REQUIRED WORK :: The entire listing is to be repeated verbatim.

DATA SUPPLIED ::
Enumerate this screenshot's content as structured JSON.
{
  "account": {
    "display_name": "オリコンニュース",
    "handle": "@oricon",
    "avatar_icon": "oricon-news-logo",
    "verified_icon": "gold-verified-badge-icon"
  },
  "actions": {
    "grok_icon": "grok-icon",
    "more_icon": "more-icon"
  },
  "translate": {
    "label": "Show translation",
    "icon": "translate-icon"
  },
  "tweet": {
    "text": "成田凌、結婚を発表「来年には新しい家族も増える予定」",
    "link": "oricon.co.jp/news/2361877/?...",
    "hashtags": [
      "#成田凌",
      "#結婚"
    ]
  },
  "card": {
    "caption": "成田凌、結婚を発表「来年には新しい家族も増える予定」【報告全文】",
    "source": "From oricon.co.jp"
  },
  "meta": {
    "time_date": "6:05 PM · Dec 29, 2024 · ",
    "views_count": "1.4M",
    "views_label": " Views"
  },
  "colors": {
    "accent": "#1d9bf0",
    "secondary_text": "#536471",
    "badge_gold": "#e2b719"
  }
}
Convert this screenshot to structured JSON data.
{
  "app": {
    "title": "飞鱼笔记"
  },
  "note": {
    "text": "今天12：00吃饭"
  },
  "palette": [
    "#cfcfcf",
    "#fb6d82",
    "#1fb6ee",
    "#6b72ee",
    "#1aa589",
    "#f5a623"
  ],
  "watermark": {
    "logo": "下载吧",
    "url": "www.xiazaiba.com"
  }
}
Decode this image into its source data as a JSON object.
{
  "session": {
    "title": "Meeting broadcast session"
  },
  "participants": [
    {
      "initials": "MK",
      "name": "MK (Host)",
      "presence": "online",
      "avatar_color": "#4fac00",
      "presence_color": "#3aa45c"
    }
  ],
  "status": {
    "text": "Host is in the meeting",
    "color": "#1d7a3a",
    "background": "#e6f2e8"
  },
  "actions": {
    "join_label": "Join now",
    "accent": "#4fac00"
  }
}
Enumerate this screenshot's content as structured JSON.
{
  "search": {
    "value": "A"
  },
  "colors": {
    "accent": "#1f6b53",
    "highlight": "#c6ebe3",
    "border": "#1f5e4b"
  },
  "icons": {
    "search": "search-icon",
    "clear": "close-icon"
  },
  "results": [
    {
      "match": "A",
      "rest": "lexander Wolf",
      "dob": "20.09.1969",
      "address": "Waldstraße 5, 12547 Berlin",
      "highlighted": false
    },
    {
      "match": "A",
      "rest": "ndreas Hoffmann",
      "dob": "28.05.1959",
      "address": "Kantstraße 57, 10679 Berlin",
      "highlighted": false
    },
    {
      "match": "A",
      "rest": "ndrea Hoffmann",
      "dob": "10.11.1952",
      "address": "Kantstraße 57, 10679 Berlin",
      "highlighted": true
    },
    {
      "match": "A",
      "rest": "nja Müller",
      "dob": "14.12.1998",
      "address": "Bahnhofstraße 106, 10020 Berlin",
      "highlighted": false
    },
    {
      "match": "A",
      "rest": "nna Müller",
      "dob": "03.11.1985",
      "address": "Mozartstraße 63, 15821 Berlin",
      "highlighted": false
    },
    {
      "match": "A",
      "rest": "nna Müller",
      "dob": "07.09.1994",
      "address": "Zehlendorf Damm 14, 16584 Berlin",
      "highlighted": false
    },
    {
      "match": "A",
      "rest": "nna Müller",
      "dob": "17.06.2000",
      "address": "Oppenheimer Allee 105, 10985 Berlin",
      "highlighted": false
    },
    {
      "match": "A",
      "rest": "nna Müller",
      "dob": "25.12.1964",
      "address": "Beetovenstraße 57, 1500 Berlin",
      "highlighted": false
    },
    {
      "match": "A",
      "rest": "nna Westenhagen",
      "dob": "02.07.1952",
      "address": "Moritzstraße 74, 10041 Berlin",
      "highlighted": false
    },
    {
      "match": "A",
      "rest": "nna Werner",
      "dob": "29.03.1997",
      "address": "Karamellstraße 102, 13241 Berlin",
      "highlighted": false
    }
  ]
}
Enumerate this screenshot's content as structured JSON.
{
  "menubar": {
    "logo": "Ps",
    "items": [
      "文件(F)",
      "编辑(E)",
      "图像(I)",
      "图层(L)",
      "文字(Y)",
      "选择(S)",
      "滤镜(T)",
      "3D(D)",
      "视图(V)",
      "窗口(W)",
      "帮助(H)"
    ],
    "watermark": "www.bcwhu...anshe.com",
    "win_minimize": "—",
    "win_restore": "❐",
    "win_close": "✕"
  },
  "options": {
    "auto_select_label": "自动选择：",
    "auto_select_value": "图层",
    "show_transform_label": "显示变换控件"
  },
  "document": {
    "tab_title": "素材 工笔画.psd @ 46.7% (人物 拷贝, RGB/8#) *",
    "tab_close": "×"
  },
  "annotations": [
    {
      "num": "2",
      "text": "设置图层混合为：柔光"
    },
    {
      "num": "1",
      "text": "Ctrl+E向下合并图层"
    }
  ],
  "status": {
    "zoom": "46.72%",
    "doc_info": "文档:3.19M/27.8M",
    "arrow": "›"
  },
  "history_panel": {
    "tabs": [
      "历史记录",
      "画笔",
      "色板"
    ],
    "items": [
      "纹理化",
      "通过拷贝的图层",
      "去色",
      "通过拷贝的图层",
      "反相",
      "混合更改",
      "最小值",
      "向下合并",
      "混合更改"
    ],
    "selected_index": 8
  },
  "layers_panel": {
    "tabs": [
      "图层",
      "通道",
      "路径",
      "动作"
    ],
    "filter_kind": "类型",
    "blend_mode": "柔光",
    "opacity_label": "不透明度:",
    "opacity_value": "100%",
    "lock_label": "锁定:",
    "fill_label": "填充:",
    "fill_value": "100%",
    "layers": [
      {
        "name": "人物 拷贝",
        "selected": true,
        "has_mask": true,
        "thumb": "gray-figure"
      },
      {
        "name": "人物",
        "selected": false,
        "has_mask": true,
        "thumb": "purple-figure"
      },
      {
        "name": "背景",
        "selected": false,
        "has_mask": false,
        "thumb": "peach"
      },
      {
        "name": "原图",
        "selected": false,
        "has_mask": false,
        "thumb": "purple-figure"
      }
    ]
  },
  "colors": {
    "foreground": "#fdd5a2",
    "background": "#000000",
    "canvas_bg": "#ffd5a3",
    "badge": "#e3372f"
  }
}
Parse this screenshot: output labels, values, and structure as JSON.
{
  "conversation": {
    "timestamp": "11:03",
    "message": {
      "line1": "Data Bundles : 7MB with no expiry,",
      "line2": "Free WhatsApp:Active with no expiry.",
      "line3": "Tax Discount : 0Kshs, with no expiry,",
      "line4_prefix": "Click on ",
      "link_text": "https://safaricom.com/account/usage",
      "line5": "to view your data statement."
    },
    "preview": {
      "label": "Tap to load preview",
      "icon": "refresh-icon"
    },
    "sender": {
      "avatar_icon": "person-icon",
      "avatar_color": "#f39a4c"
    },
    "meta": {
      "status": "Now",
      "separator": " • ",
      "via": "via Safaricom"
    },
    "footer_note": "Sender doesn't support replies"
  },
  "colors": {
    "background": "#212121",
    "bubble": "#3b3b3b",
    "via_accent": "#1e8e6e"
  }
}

SOLVED PROBLEM ::
Enumerate this screenshot's content as structured JSON.
{
  "account": {
    "display_name": "オリコンニュース",
    "handle": "@oricon",
    "avatar_icon": "oricon-news-logo",
    "verified_icon": "gold-verified-badge-icon"
  },
  "actions": {
    "grok_icon": "grok-icon",
    "more_icon": "more-icon"
  },
  "translate": {
    "label": "Show translation",
    "icon": "translate-icon"
  },
  "tweet": {
    "text": "成田凌、結婚を発表「来年には新しい家族も増える予定」",
    "link": "oricon.co.jp/news/2361877/?...",
    "hashtags": [
      "#成田凌",
      "#結婚"
    ]
  },
  "card": {
    "caption": "成田凌、結婚を発表「来年には新しい家族も増える予定」【報告全文】",
    "source": "From oricon.co.jp"
  },
  "meta": {
    "time_date": "6:05 PM · Dec 29, 2024 · ",
    "views_count": "1.4M",
    "views_label": " Views"
  },
  "colors": {
    "accent": "#1d9bf0",
    "secondary_text": "#536471",
    "badge_gold": "#e2b719"
  }
}
Convert this screenshot to structured JSON data.
{
  "app": {
    "title": "飞鱼笔记"
  },
  "note": {
    "text": "今天12：00吃饭"
  },
  "palette": [
    "#cfcfcf",
    "#fb6d82",
    "#1fb6ee",
    "#6b72ee",
    "#1aa589",
    "#f5a623"
  ],
  "watermark": {
    "logo": "下载吧",
    "url": "www.xiazaiba.com"
  }
}
Decode this image into its source data as a JSON object.
{
  "session": {
    "title": "Meeting broadcast session"
  },
  "participants": [
    {
      "initials": "MK",
      "name": "MK (Host)",
      "presence": "online",
      "avatar_color": "#4fac00",
      "presence_color": "#3aa45c"
    }
  ],
  "status": {
    "text": "Host is in the meeting",
    "color": "#1d7a3a",
    "background": "#e6f2e8"
  },
  "actions": {
    "join_label": "Join now",
    "accent": "#4fac00"
  }
}
Enumerate this screenshot's content as structured JSON.
{
  "search": {
    "value": "A"
  },
  "colors": {
    "accent": "#1f6b53",
    "highlight": "#c6ebe3",
    "border": "#1f5e4b"
  },
  "icons": {
    "search": "search-icon",
    "clear": "close-icon"
  },
  "results": [
    {
      "match": "A",
      "rest": "lexander Wolf",
      "dob": "20.09.1969",
      "address": "Waldstraße 5, 12547 Berlin",
      "highlighted": false
    },
    {
      "match": "A",
      "rest": "ndreas Hoffmann",
      "dob": "28.05.1959",
      "address": "Kantstraße 57, 10679 Berlin",
      "highlighted": false
    },
    {
      "match": "A",
      "rest": "ndrea Hoffmann",
      "dob": "10.11.1952",
      "address": "Kantstraße 57, 10679 Berlin",
      "highlighted": true
    },
    {
      "match": "A",
      "rest": "nja Müller",
      "dob": "14.12.1998",
      "address": "Bahnhofstraße 106, 10020 Berlin",
      "highlighted": false
    },
    {
      "match": "A",
      "rest": "nna Müller",
      "dob": "03.11.1985",
      "address": "Mozartstraße 63, 15821 Berlin",
      "highlighted": false
    },
    {
      "match": "A",
      "rest": "nna Müller",
      "dob": "07.09.1994",
      "address": "Zehlendorf Damm 14, 16584 Berlin",
      "highlighted": false
    },
    {
      "match": "A",
      "rest": "nna Müller",
      "dob": "17.06.2000",
      "address": "Oppenheimer Allee 105, 10985 Berlin",
      "highlighted": false
    },
    {
      "match": "A",
      "rest": "nna Müller",
      "dob": "25.12.1964",
      "address": "Beetovenstraße 57, 1500 Berlin",
      "highlighted": false
    },
    {
      "match": "A",
      "rest": "nna Westenhagen",
      "dob": "02.07.1952",
      "address": "Moritzstraße 74, 10041 Berlin",
      "highlighted": false
    },
    {
      "match": "A",
      "rest": "nna Werner",
      "dob": "29.03.1997",
      "address": "Karamellstraße 102, 13241 Berlin",
      "highlighted": false
    }
  ]
}
Enumerate this screenshot's content as structured JSON.
{
  "menubar": {
    "logo": "Ps",
    "items": [
      "文件(F)",
      "编辑(E)",
      "图像(I)",
      "图层(L)",
      "文字(Y)",
      "选择(S)",
      "滤镜(T)",
      "3D(D)",
      "视图(V)",
      "窗口(W)",
      "帮助(H)"
    ],
    "watermark": "www.bcwhu...anshe.com",
    "win_minimize": "—",
    "win_restore": "❐",
    "win_close": "✕"
  },
  "options": {
    "auto_select_label": "自动选择：",
    "auto_select_value": "图层",
    "show_transform_label": "显示变换控件"
  },
  "document": {
    "tab_title": "素材 工笔画.psd @ 46.7% (人物 拷贝, RGB/8#) *",
    "tab_close": "×"
  },
  "annotations": [
    {
      "num": "2",
      "text": "设置图层混合为：柔光"
    },
    {
      "num": "1",
      "text": "Ctrl+E向下合并图层"
    }
  ],
  "status": {
    "zoom": "46.72%",
    "doc_info": "文档:3.19M/27.8M",
    "arrow": "›"
  },
  "history_panel": {
    "tabs": [
      "历史记录",
      "画笔",
      "色板"
    ],
    "items": [
      "纹理化",
      "通过拷贝的图层",
      "去色",
      "通过拷贝的图层",
      "反相",
      "混合更改",
      "最小值",
      "向下合并",
      "混合更改"
    ],
    "selected_index": 8
  },
  "layers_panel": {
    "tabs": [
      "图层",
      "通道",
      "路径",
      "动作"
    ],
    "filter_kind": "类型",
    "blend_mode": "柔光",
    "opacity_label": "不透明度:",
    "opacity_value": "100%",
    "lock_label": "锁定:",
    "fill_label": "填充:",
    "fill_value": "100%",
    "layers": [
      {
        "name": "人物 拷贝",
        "selected": true,
        "has_mask": true,
        "thumb": "gray-figure"
      },
      {
        "name": "人物",
        "selected": false,
        "has_mask": true,
        "thumb": "purple-figure"
      },
      {
        "name": "背景",
        "selected": false,
        "has_mask": false,
        "thumb": "peach"
      },
      {
        "name": "原图",
        "selected": false,
        "has_mask": false,
        "thumb": "purple-figure"
      }
    ]
  },
  "colors": {
    "foreground": "#fdd5a2",
    "background": "#000000",
    "canvas_bg": "#ffd5a3",
    "badge": "#e3372f"
  }
}
Parse this screenshot: output labels, values, and structure as JSON.
{
  "conversation": {
    "timestamp": "11:03",
    "message": {
      "line1": "Data Bundles : 7MB with no expiry,",
      "line2": "Free WhatsApp:Active with no expiry.",
      "line3": "Tax Discount : 0Kshs, with no expiry,",
      "line4_prefix": "Click on ",
      "link_text": "https://safaricom.com/account/usage",
      "line5": "to view your data statement."
    },
    "preview": {
      "label": "Tap to load preview",
      "icon": "refresh-icon"
    },
    "sender": {
      "avatar_icon": "person-icon",
      "avatar_color": "#f39a4c"
    },
    "meta": {
      "status": "Now",
      "separator": " • ",
      "via": "via Safaricom"
    },
    "footer_note": "Sender doesn't support replies"
  },
  "colors": {
    "background": "#212121",
    "bubble": "#3b3b3b",
    "via_accent": "#1e8e6e"
  }
}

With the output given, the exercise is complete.